Written instruction ▸ Would you return the complete listing below word for word?

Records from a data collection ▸
*-*-*

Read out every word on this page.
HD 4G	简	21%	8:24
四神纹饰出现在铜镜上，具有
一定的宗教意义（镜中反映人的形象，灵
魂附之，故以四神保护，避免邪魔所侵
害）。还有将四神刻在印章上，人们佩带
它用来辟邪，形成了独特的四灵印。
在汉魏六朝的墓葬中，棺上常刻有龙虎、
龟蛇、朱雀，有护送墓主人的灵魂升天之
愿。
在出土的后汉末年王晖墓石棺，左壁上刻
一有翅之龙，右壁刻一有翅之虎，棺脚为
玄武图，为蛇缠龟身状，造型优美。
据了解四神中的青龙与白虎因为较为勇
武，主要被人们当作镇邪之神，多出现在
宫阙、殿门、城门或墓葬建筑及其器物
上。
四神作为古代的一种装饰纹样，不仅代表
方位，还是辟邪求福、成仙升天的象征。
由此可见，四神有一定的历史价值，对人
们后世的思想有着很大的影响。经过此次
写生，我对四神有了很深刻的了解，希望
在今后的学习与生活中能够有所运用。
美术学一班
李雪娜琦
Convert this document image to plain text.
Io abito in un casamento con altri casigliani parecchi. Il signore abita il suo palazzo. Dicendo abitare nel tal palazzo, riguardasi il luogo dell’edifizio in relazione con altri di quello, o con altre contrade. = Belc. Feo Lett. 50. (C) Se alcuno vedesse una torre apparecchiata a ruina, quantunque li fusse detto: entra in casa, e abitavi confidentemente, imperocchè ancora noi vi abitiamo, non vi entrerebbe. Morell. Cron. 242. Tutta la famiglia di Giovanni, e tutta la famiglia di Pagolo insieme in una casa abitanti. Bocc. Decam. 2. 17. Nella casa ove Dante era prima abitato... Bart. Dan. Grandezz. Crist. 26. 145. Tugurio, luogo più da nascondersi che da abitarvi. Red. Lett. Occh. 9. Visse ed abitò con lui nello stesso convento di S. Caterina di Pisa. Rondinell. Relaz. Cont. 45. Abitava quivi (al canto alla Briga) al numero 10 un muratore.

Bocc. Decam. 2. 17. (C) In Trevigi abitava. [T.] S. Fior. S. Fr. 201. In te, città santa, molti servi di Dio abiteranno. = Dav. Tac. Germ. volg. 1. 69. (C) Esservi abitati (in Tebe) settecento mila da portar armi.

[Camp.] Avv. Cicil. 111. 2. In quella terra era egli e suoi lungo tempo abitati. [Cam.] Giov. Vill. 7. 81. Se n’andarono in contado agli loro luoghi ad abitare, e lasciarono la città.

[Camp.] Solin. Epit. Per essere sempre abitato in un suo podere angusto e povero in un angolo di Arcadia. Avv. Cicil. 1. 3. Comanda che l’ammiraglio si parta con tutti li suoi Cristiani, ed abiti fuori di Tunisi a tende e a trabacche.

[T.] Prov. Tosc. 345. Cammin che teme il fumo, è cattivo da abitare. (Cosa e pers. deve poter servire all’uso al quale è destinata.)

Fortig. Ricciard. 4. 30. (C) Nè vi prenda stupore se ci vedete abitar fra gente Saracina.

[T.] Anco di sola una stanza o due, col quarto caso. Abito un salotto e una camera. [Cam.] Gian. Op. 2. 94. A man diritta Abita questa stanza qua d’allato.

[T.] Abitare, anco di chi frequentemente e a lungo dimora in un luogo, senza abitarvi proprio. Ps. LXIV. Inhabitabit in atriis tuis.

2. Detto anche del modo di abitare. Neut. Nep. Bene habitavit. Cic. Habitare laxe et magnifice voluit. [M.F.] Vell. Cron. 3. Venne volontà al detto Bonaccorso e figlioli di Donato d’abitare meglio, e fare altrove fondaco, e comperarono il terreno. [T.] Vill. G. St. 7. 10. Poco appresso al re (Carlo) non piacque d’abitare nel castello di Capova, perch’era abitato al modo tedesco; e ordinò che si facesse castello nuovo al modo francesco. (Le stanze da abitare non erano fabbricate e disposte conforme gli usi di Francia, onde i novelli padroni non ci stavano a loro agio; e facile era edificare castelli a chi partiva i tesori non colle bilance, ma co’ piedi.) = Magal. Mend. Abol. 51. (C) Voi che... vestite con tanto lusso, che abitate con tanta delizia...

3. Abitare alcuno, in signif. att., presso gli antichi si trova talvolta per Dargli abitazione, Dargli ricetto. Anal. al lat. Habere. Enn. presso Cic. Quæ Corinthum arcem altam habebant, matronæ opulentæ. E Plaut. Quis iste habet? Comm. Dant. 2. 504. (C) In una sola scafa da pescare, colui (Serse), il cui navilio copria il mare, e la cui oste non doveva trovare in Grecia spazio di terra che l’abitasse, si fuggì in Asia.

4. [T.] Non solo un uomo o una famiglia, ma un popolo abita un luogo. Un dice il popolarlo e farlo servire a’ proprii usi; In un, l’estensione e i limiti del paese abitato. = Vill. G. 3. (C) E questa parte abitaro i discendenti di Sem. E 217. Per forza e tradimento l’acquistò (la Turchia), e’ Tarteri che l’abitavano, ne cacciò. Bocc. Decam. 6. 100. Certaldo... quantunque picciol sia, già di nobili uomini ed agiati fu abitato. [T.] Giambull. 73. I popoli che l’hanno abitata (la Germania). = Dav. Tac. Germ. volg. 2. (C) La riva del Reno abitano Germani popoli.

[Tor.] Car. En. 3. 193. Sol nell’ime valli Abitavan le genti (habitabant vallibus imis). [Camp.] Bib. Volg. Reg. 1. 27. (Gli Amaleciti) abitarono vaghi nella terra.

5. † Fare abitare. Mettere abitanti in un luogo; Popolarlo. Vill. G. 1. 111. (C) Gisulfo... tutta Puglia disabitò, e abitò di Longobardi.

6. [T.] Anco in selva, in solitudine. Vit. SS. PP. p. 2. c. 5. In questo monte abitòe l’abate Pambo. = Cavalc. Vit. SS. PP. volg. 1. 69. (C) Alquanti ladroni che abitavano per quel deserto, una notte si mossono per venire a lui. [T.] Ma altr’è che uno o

*-*-*

Response to the exercise ▸
Read out every word on this page.
HD 4G	简	21%	8:24
四神纹饰出现在铜镜上，具有
一定的宗教意义（镜中反映人的形象，灵
魂附之，故以四神保护，避免邪魔所侵
害）。还有将四神刻在印章上，人们佩带
它用来辟邪，形成了独特的四灵印。
在汉魏六朝的墓葬中，棺上常刻有龙虎、
龟蛇、朱雀，有护送墓主人的灵魂升天之
愿。
在出土的后汉末年王晖墓石棺，左壁上刻
一有翅之龙，右壁刻一有翅之虎，棺脚为
玄武图，为蛇缠龟身状，造型优美。
据了解四神中的青龙与白虎因为较为勇
武，主要被人们当作镇邪之神，多出现在
宫阙、殿门、城门或墓葬建筑及其器物
上。
四神作为古代的一种装饰纹样，不仅代表
方位，还是辟邪求福、成仙升天的象征。
由此可见，四神有一定的历史价值，对人
们后世的思想有着很大的影响。经过此次
写生，我对四神有了很深刻的了解，希望
在今后的学习与生活中能够有所运用。
美术学一班
李雪娜琦
Convert this document image to plain text.
Io abito in un casamento con altri casigliani parecchi. Il signore abita il suo palazzo. Dicendo abitare nel tal palazzo, riguardasi il luogo dell’edifizio in relazione con altri di quello, o con altre contrade. = Belc. Feo Lett. 50. (C) Se alcuno vedesse una torre apparecchiata a ruina, quantunque li fusse detto: entra in casa, e abitavi confidentemente, imperocchè ancora noi vi abitiamo, non vi entrerebbe. Morell. Cron. 242. Tutta la famiglia di Giovanni, e tutta la famiglia di Pagolo insieme in una casa abitanti. Bocc. Decam. 2. 17. Nella casa ove Dante era prima abitato... Bart. Dan. Grandezz. Crist. 26. 145. Tugurio, luogo più da nascondersi che da abitarvi. Red. Lett. Occh. 9. Visse ed abitò con lui nello stesso convento di S. Caterina di Pisa. Rondinell. Relaz. Cont. 45. Abitava quivi (al canto alla Briga) al numero 10 un muratore.

Bocc. Decam. 2. 17. (C) In Trevigi abitava. [T.] S. Fior. S. Fr. 201. In te, città santa, molti servi di Dio abiteranno. = Dav. Tac. Germ. volg. 1. 69. (C) Esservi abitati (in Tebe) settecento mila da portar armi.

[Camp.] Avv. Cicil. 111. 2. In quella terra era egli e suoi lungo tempo abitati. [Cam.] Giov. Vill. 7. 81. Se n’andarono in contado agli loro luoghi ad abitare, e lasciarono la città.

[Camp.] Solin. Epit. Per essere sempre abitato in un suo podere angusto e povero in un angolo di Arcadia. Avv. Cicil. 1. 3. Comanda che l’ammiraglio si parta con tutti li suoi Cristiani, ed abiti fuori di Tunisi a tende e a trabacche.

[T.] Prov. Tosc. 345. Cammin che teme il fumo, è cattivo da abitare. (Cosa e pers. deve poter servire all’uso al quale è destinata.)

Fortig. Ricciard. 4. 30. (C) Nè vi prenda stupore se ci vedete abitar fra gente Saracina.

[T.] Anco di sola una stanza o due, col quarto caso. Abito un salotto e una camera. [Cam.] Gian. Op. 2. 94. A man diritta Abita questa stanza qua d’allato.

[T.] Abitare, anco di chi frequentemente e a lungo dimora in un luogo, senza abitarvi proprio. Ps. LXIV. Inhabitabit in atriis tuis.

2. Detto anche del modo di abitare. Neut. Nep. Bene habitavit. Cic. Habitare laxe et magnifice voluit. [M.F.] Vell. Cron. 3. Venne volontà al detto Bonaccorso e figlioli di Donato d’abitare meglio, e fare altrove fondaco, e comperarono il terreno. [T.] Vill. G. St. 7. 10. Poco appresso al re (Carlo) non piacque d’abitare nel castello di Capova, perch’era abitato al modo tedesco; e ordinò che si facesse castello nuovo al modo francesco. (Le stanze da abitare non erano fabbricate e disposte conforme gli usi di Francia, onde i novelli padroni non ci stavano a loro agio; e facile era edificare castelli a chi partiva i tesori non colle bilance, ma co’ piedi.) = Magal. Mend. Abol. 51. (C) Voi che... vestite con tanto lusso, che abitate con tanta delizia...

3. Abitare alcuno, in signif. att., presso gli antichi si trova talvolta per Dargli abitazione, Dargli ricetto. Anal. al lat. Habere. Enn. presso Cic. Quæ Corinthum arcem altam habebant, matronæ opulentæ. E Plaut. Quis iste habet? Comm. Dant. 2. 504. (C) In una sola scafa da pescare, colui (Serse), il cui navilio copria il mare, e la cui oste non doveva trovare in Grecia spazio di terra che l’abitasse, si fuggì in Asia.

4. [T.] Non solo un uomo o una famiglia, ma un popolo abita un luogo. Un dice il popolarlo e farlo servire a’ proprii usi; In un, l’estensione e i limiti del paese abitato. = Vill. G. 3. (C) E questa parte abitaro i discendenti di Sem. E 217. Per forza e tradimento l’acquistò (la Turchia), e’ Tarteri che l’abitavano, ne cacciò. Bocc. Decam. 6. 100. Certaldo... quantunque picciol sia, già di nobili uomini ed agiati fu abitato. [T.] Giambull. 73. I popoli che l’hanno abitata (la Germania). = Dav. Tac. Germ. volg. 2. (C) La riva del Reno abitano Germani popoli.

[Tor.] Car. En. 3. 193. Sol nell’ime valli Abitavan le genti (habitabant vallibus imis). [Camp.] Bib. Volg. Reg. 1. 27. (Gli Amaleciti) abitarono vaghi nella terra.

5. † Fare abitare. Mettere abitanti in un luogo; Popolarlo. Vill. G. 1. 111. (C) Gisulfo... tutta Puglia disabitò, e abitò di Longobardi.

6. [T.] Anco in selva, in solitudine. Vit. SS. PP. p. 2. c. 5. In questo monte abitòe l’abate Pambo. = Cavalc. Vit. SS. PP. volg. 1. 69. (C) Alquanti ladroni che abitavano per quel deserto, una notte si mossono per venire a lui. [T.] Ma altr’è che uno o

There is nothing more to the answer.